(DIRECTIONS FOR THIS TASK)
All of the lines below are to be printed again exactly; images are excluded from the output.

(STORED DATA)
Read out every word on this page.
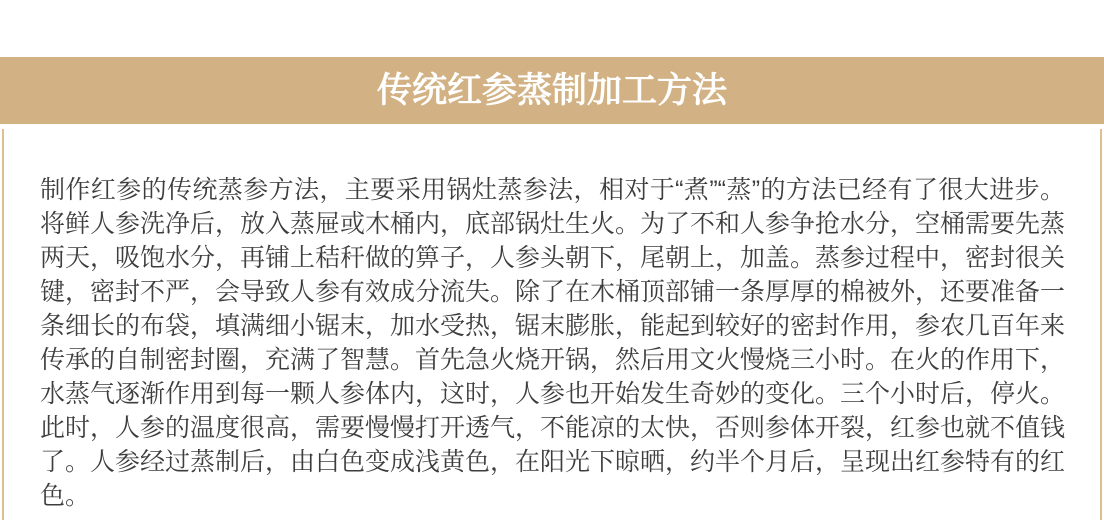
传统红参蒸制加工方法

制作红参的传统蒸参方法，主要采用锅灶蒸参法，相对于“煮”“蒸”的方法已经有了很大进步。将鲜人参洗净后，放入蒸屉或木桶内，底部锅灶生火。为了不和人参争抢水分，空桶需要先蒸两天，吸饱水分，再铺上秸秆做的箅子，人参头朝下，尾朝上，加盖。蒸参过程中，密封很关键，密封不严，会导致人参有效成分流失。除了在木桶顶部铺一条厚厚的棉被外，还要准备一条细长的布袋，填满细小锯末，加水受热，锯末膨胀，能起到较好的密封作用，参农几百年来传承的自制密封圈，充满了智慧。首先急火烧开锅，然后用文火慢烧三小时。在火的作用下，水蒸气逐渐作用到每一颗人参体内，这时，人参也开始发生奇妙的变化。三个小时后，停火。此时，人参的温度很高，需要慢慢打开透气，不能凉的太快，否则参体开裂，红参也就不值钱了。人参经过蒸制后，由白色变成浅黄色，在阳光下晾晒，约半个月后，呈现出红参特有的红色。
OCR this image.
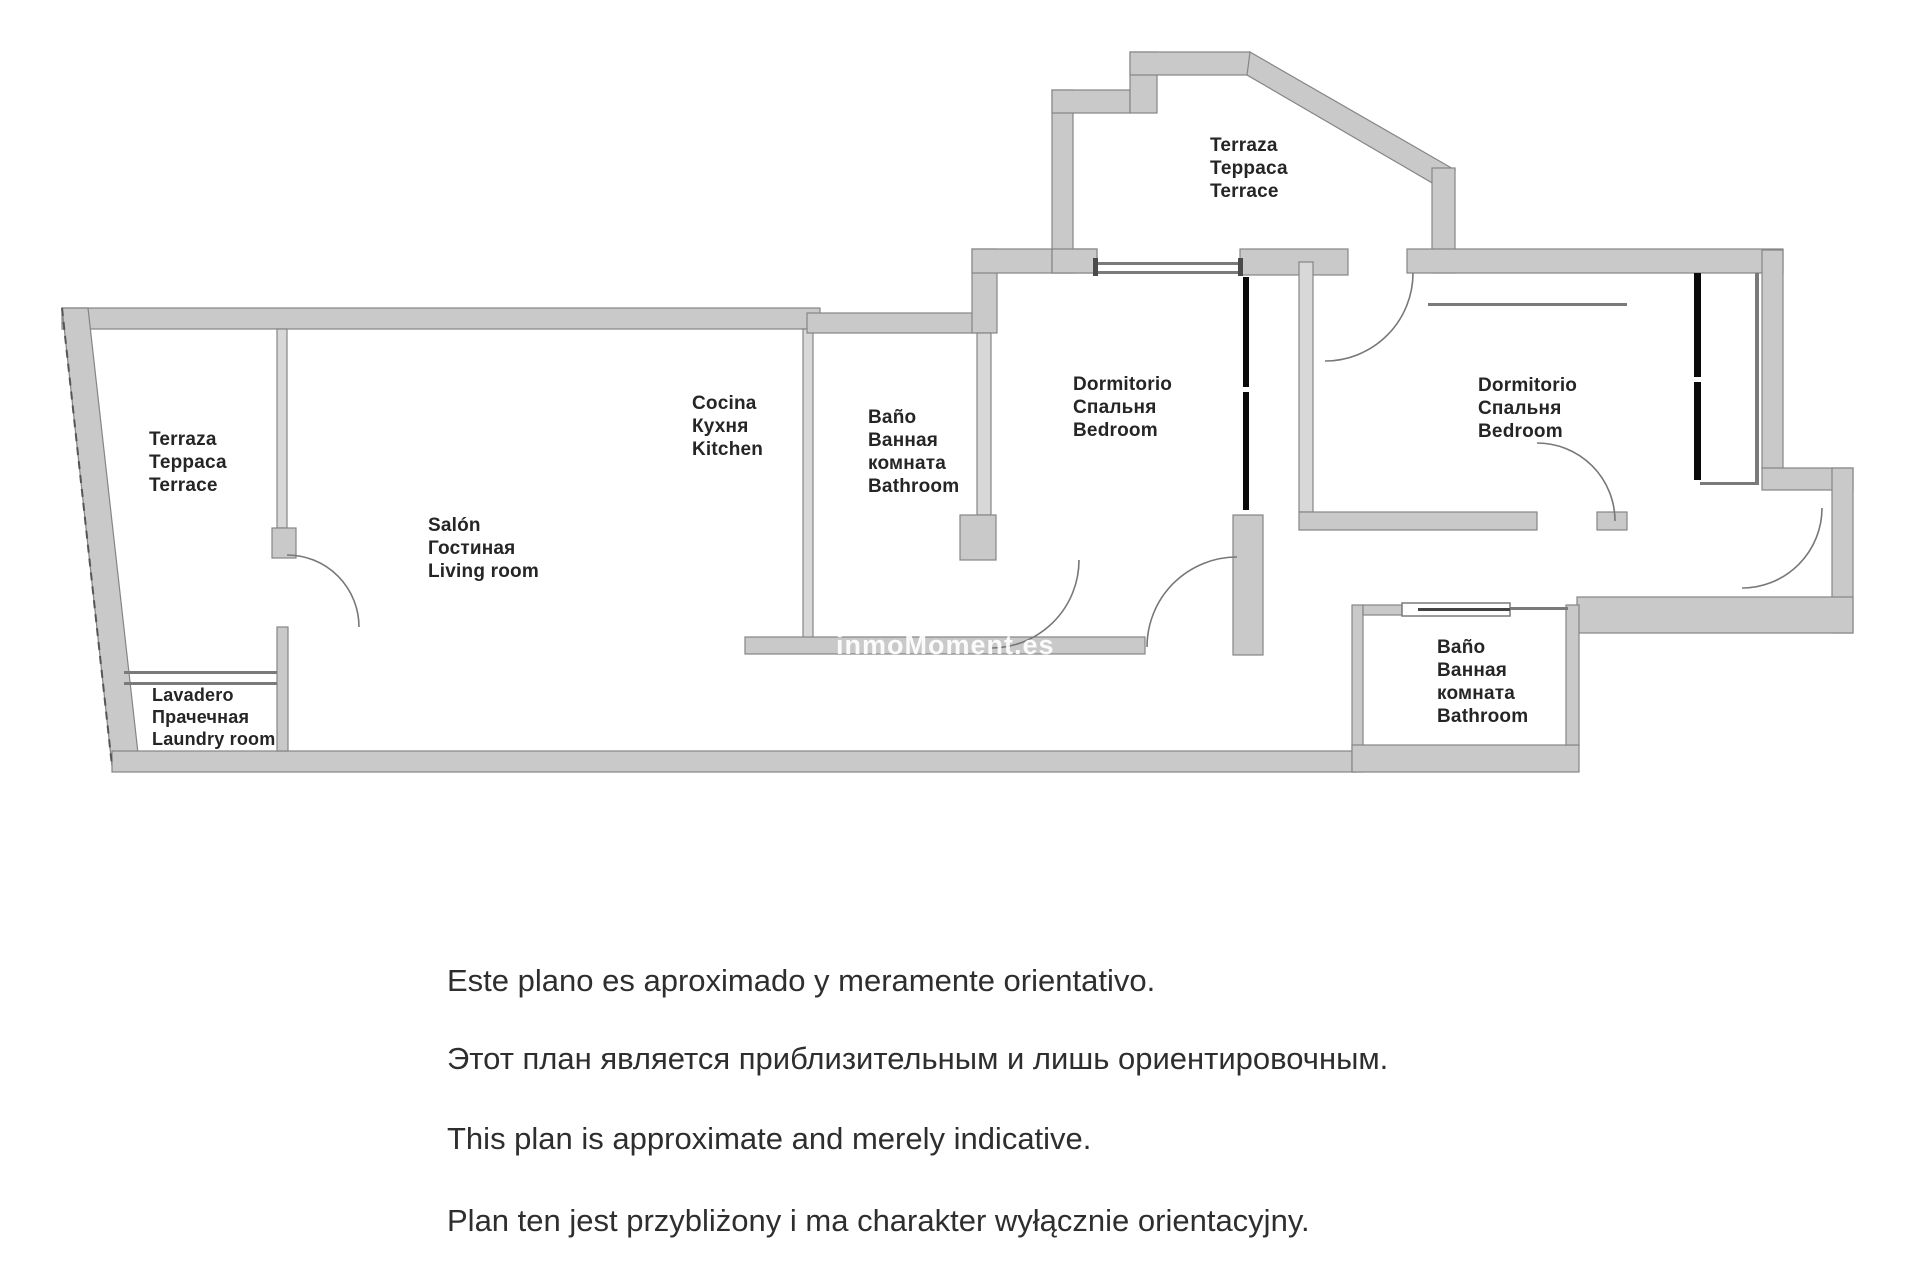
Terraza
Терраса
Terrace
Terraza
Терраса
Terrace
Cocina
Кухня
Kitchen
Baño
Ванная
комната
Bathroom
Salón
Гостиная
Living room
Lavadero
Прачечная
Laundry room
Dormitorio
Спальня
Bedroom
Dormitorio
Спальня
Bedroom
Baño
Ванная
комната
Bathroom
inmoMoment.es
Este plano es aproximado y meramente orientativo.
Этот план является приблизительным и лишь ориентировочным.
This plan is approximate and merely indicative.
Plan ten jest przybliżony i ma charakter wyłącznie orientacyjny.
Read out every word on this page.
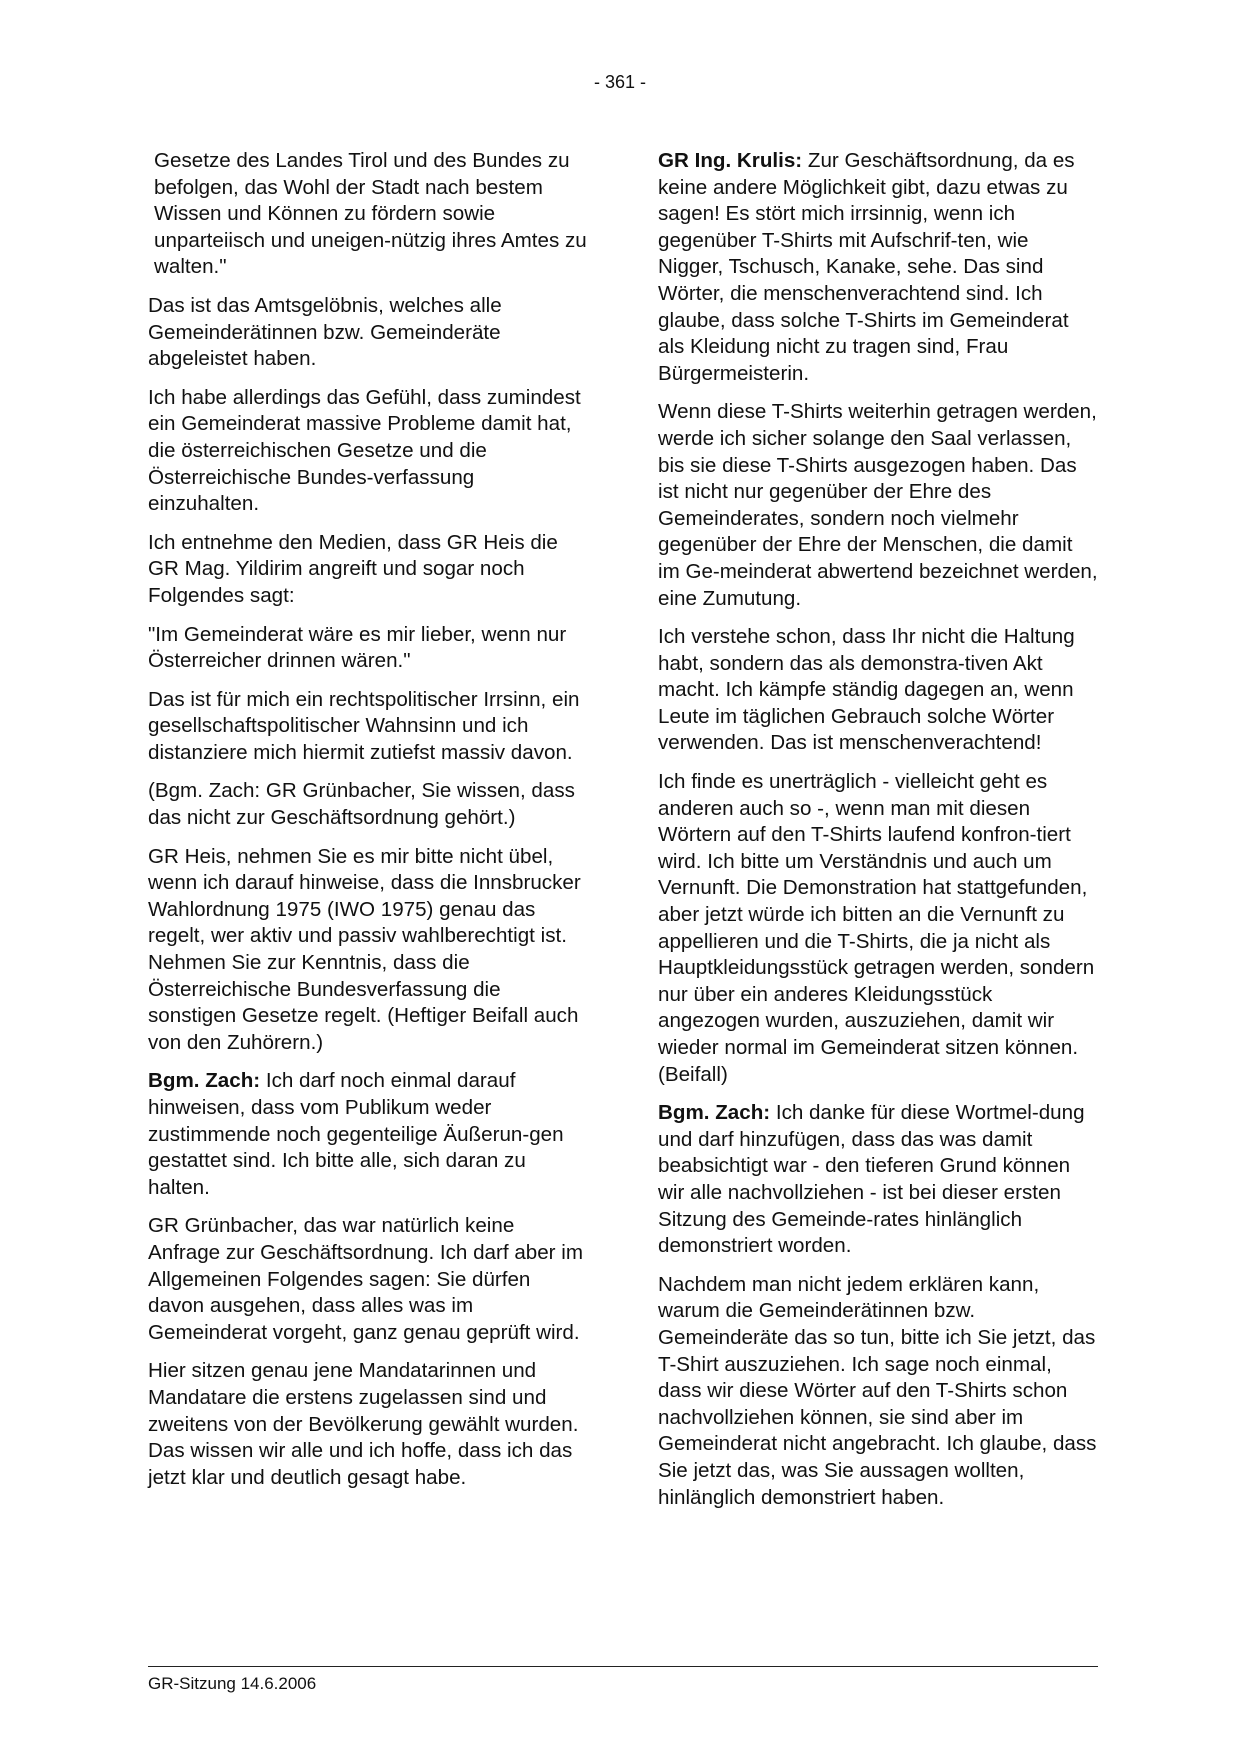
- 361 -

Gesetze des Landes Tirol und des Bundes zu befolgen, das Wohl der Stadt nach bestem Wissen und Können zu fördern sowie unparteiisch und uneigen-nützig ihres Amtes zu walten."

Das ist das Amtsgelöbnis, welches alle Gemeinderätinnen bzw. Gemeinderäte abgeleistet haben.

Ich habe allerdings das Gefühl, dass zumindest ein Gemeinderat massive Probleme damit hat, die österreichischen Gesetze und die Österreichische Bundes-verfassung einzuhalten.

Ich entnehme den Medien, dass GR Heis die GR Mag. Yildirim angreift und sogar noch Folgendes sagt:

"Im Gemeinderat wäre es mir lieber, wenn nur Österreicher drinnen wären."

Das ist für mich ein rechtspolitischer Irrsinn, ein gesellschaftspolitischer Wahnsinn und ich distanziere mich hiermit zutiefst massiv davon.

(Bgm. Zach: GR Grünbacher, Sie wissen, dass das nicht zur Geschäftsordnung gehört.)

GR Heis, nehmen Sie es mir bitte nicht übel, wenn ich darauf hinweise, dass die Innsbrucker Wahlordnung 1975 (IWO 1975) genau das regelt, wer aktiv und passiv wahlberechtigt ist. Nehmen Sie zur Kenntnis, dass die Österreichische Bundesverfassung die sonstigen Gesetze regelt. (Heftiger Beifall auch von den Zuhörern.)

Bgm. Zach: Ich darf noch einmal darauf hinweisen, dass vom Publikum weder zustimmende noch gegenteilige Äußerun-gen gestattet sind. Ich bitte alle, sich daran zu halten.

GR Grünbacher, das war natürlich keine Anfrage zur Geschäftsordnung. Ich darf aber im Allgemeinen Folgendes sagen: Sie dürfen davon ausgehen, dass alles was im Gemeinderat vorgeht, ganz genau geprüft wird.

Hier sitzen genau jene Mandatarinnen und Mandatare die erstens zugelassen sind und zweitens von der Bevölkerung gewählt wurden. Das wissen wir alle und ich hoffe, dass ich das jetzt klar und deutlich gesagt habe.

GR Ing. Krulis: Zur Geschäftsordnung, da es keine andere Möglichkeit gibt, dazu etwas zu sagen! Es stört mich irrsinnig, wenn ich gegenüber T-Shirts mit Aufschrif-ten, wie Nigger, Tschusch, Kanake, sehe. Das sind Wörter, die menschenverachtend sind. Ich glaube, dass solche T-Shirts im Gemeinderat als Kleidung nicht zu tragen sind, Frau Bürgermeisterin.

Wenn diese T-Shirts weiterhin getragen werden, werde ich sicher solange den Saal verlassen, bis sie diese T-Shirts ausgezogen haben. Das ist nicht nur gegenüber der Ehre des Gemeinderates, sondern noch vielmehr gegenüber der Ehre der Menschen, die damit im Ge-meinderat abwertend bezeichnet werden, eine Zumutung.

Ich verstehe schon, dass Ihr nicht die Haltung habt, sondern das als demonstra-tiven Akt macht. Ich kämpfe ständig dagegen an, wenn Leute im täglichen Gebrauch solche Wörter verwenden. Das ist menschenverachtend!

Ich finde es unerträglich - vielleicht geht es anderen auch so -, wenn man mit diesen Wörtern auf den T-Shirts laufend konfron-tiert wird. Ich bitte um Verständnis und auch um Vernunft. Die Demonstration hat stattgefunden, aber jetzt würde ich bitten an die Vernunft zu appellieren und die T-Shirts, die ja nicht als Hauptkleidungsstück getragen werden, sondern nur über ein anderes Kleidungsstück angezogen wurden, auszuziehen, damit wir wieder normal im Gemeinderat sitzen können. (Beifall)

Bgm. Zach: Ich danke für diese Wortmel-dung und darf hinzufügen, dass das was damit beabsichtigt war - den tieferen Grund können wir alle nachvollziehen - ist bei dieser ersten Sitzung des Gemeinde-rates hinlänglich demonstriert worden.

Nachdem man nicht jedem erklären kann, warum die Gemeinderätinnen bzw. Gemeinderäte das so tun, bitte ich Sie jetzt, das T-Shirt auszuziehen. Ich sage noch einmal, dass wir diese Wörter auf den T-Shirts schon nachvollziehen können, sie sind aber im Gemeinderat nicht angebracht. Ich glaube, dass Sie jetzt das, was Sie aussagen wollten, hinlänglich demonstriert haben.

GR-Sitzung 14.6.2006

(TASK ANSWER)
Read out every word on this page.
传统红参蒸制加工方法

制作红参的传统蒸参方法，主要采用锅灶蒸参法，相对于“煮”“蒸”的方法已经有了很大进步。将鲜人参洗净后，放入蒸屉或木桶内，底部锅灶生火。为了不和人参争抢水分，空桶需要先蒸两天，吸饱水分，再铺上秸秆做的箅子，人参头朝下，尾朝上，加盖。蒸参过程中，密封很关键，密封不严，会导致人参有效成分流失。除了在木桶顶部铺一条厚厚的棉被外，还要准备一条细长的布袋，填满细小锯末，加水受热，锯末膨胀，能起到较好的密封作用，参农几百年来传承的自制密封圈，充满了智慧。首先急火烧开锅，然后用文火慢烧三小时。在火的作用下，水蒸气逐渐作用到每一颗人参体内，这时，人参也开始发生奇妙的变化。三个小时后，停火。此时，人参的温度很高，需要慢慢打开透气，不能凉的太快，否则参体开裂，红参也就不值钱了。人参经过蒸制后，由白色变成浅黄色，在阳光下晾晒，约半个月后，呈现出红参特有的红色。
OCR this image.
Terraza
Терраса
Terrace
Terraza
Терраса
Terrace
Cocina
Кухня
Kitchen
Baño
Ванная
комната
Bathroom
Salón
Гостиная
Living room
Lavadero
Прачечная
Laundry room
Dormitorio
Спальня
Bedroom
Dormitorio
Спальня
Bedroom
Baño
Ванная
комната
Bathroom
inmoMoment.es
Este plano es aproximado y meramente orientativo.
Этот план является приблизительным и лишь ориентировочным.
This plan is approximate and merely indicative.
Plan ten jest przybliżony i ma charakter wyłącznie orientacyjny.
Read out every word on this page.
- 361 -

Gesetze des Landes Tirol und des Bundes zu befolgen, das Wohl der Stadt nach bestem Wissen und Können zu fördern sowie unparteiisch und uneigen-nützig ihres Amtes zu walten."

Das ist das Amtsgelöbnis, welches alle Gemeinderätinnen bzw. Gemeinderäte abgeleistet haben.

Ich habe allerdings das Gefühl, dass zumindest ein Gemeinderat massive Probleme damit hat, die österreichischen Gesetze und die Österreichische Bundes-verfassung einzuhalten.

Ich entnehme den Medien, dass GR Heis die GR Mag. Yildirim angreift und sogar noch Folgendes sagt:

"Im Gemeinderat wäre es mir lieber, wenn nur Österreicher drinnen wären."

Das ist für mich ein rechtspolitischer Irrsinn, ein gesellschaftspolitischer Wahnsinn und ich distanziere mich hiermit zutiefst massiv davon.

(Bgm. Zach: GR Grünbacher, Sie wissen, dass das nicht zur Geschäftsordnung gehört.)

GR Heis, nehmen Sie es mir bitte nicht übel, wenn ich darauf hinweise, dass die Innsbrucker Wahlordnung 1975 (IWO 1975) genau das regelt, wer aktiv und passiv wahlberechtigt ist. Nehmen Sie zur Kenntnis, dass die Österreichische Bundesverfassung die sonstigen Gesetze regelt. (Heftiger Beifall auch von den Zuhörern.)

Bgm. Zach: Ich darf noch einmal darauf hinweisen, dass vom Publikum weder zustimmende noch gegenteilige Äußerun-gen gestattet sind. Ich bitte alle, sich daran zu halten.

GR Grünbacher, das war natürlich keine Anfrage zur Geschäftsordnung. Ich darf aber im Allgemeinen Folgendes sagen: Sie dürfen davon ausgehen, dass alles was im Gemeinderat vorgeht, ganz genau geprüft wird.

Hier sitzen genau jene Mandatarinnen und Mandatare die erstens zugelassen sind und zweitens von der Bevölkerung gewählt wurden. Das wissen wir alle und ich hoffe, dass ich das jetzt klar und deutlich gesagt habe.

GR Ing. Krulis: Zur Geschäftsordnung, da es keine andere Möglichkeit gibt, dazu etwas zu sagen! Es stört mich irrsinnig, wenn ich gegenüber T-Shirts mit Aufschrif-ten, wie Nigger, Tschusch, Kanake, sehe. Das sind Wörter, die menschenverachtend sind. Ich glaube, dass solche T-Shirts im Gemeinderat als Kleidung nicht zu tragen sind, Frau Bürgermeisterin.

Wenn diese T-Shirts weiterhin getragen werden, werde ich sicher solange den Saal verlassen, bis sie diese T-Shirts ausgezogen haben. Das ist nicht nur gegenüber der Ehre des Gemeinderates, sondern noch vielmehr gegenüber der Ehre der Menschen, die damit im Ge-meinderat abwertend bezeichnet werden, eine Zumutung.

Ich verstehe schon, dass Ihr nicht die Haltung habt, sondern das als demonstra-tiven Akt macht. Ich kämpfe ständig dagegen an, wenn Leute im täglichen Gebrauch solche Wörter verwenden. Das ist menschenverachtend!

Ich finde es unerträglich - vielleicht geht es anderen auch so -, wenn man mit diesen Wörtern auf den T-Shirts laufend konfron-tiert wird. Ich bitte um Verständnis und auch um Vernunft. Die Demonstration hat stattgefunden, aber jetzt würde ich bitten an die Vernunft zu appellieren und die T-Shirts, die ja nicht als Hauptkleidungsstück getragen werden, sondern nur über ein anderes Kleidungsstück angezogen wurden, auszuziehen, damit wir wieder normal im Gemeinderat sitzen können. (Beifall)

Bgm. Zach: Ich danke für diese Wortmel-dung und darf hinzufügen, dass das was damit beabsichtigt war - den tieferen Grund können wir alle nachvollziehen - ist bei dieser ersten Sitzung des Gemeinde-rates hinlänglich demonstriert worden.

Nachdem man nicht jedem erklären kann, warum die Gemeinderätinnen bzw. Gemeinderäte das so tun, bitte ich Sie jetzt, das T-Shirt auszuziehen. Ich sage noch einmal, dass wir diese Wörter auf den T-Shirts schon nachvollziehen können, sie sind aber im Gemeinderat nicht angebracht. Ich glaube, dass Sie jetzt das, was Sie aussagen wollten, hinlänglich demonstriert haben.

GR-Sitzung 14.6.2006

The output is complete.